== Task details ==
Every line that includes the word "kill" is to be listed.

Records from a data source
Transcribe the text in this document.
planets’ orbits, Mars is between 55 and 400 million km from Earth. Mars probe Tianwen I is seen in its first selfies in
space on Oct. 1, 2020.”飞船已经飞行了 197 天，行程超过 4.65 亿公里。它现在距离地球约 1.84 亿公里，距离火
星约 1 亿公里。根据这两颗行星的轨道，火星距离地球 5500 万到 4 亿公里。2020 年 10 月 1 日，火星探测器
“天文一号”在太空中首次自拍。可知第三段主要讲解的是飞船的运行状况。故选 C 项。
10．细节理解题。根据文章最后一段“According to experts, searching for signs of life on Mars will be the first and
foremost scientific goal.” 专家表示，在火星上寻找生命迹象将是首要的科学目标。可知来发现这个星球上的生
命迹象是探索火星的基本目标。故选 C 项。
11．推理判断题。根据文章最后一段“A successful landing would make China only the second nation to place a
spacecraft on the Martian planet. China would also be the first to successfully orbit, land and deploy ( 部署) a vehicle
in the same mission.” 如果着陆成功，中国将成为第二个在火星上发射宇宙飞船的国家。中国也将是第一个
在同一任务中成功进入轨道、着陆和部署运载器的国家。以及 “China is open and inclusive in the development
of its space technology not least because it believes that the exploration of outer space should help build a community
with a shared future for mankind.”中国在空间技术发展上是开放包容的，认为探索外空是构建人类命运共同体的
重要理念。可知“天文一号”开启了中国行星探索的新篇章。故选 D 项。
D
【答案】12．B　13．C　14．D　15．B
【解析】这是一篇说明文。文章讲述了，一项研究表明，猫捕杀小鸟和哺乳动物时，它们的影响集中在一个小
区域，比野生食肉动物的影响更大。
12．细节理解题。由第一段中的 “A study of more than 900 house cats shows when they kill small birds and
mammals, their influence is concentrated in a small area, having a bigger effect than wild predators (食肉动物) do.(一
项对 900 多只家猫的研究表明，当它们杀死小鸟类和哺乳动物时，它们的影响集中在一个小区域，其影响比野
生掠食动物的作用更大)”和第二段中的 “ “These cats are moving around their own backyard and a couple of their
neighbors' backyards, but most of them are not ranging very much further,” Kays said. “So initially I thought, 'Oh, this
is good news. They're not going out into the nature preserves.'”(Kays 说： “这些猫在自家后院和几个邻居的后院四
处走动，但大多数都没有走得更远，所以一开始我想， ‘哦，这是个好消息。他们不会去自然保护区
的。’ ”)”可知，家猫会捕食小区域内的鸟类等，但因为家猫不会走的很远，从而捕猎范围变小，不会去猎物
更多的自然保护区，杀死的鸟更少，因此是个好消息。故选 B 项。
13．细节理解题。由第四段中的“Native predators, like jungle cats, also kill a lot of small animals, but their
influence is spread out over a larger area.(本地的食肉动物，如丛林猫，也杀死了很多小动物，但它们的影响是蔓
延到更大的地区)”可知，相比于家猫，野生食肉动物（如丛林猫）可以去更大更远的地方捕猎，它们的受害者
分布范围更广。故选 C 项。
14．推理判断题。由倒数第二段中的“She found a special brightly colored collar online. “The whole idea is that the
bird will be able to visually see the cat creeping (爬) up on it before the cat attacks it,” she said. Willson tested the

== Answer for this exercise ==
12．细节理解题。由第一段中的 “A study of more than 900 house cats shows when they kill small birds and
13．细节理解题。由第四段中的“Native predators, like jungle cats, also kill a lot of small animals, but their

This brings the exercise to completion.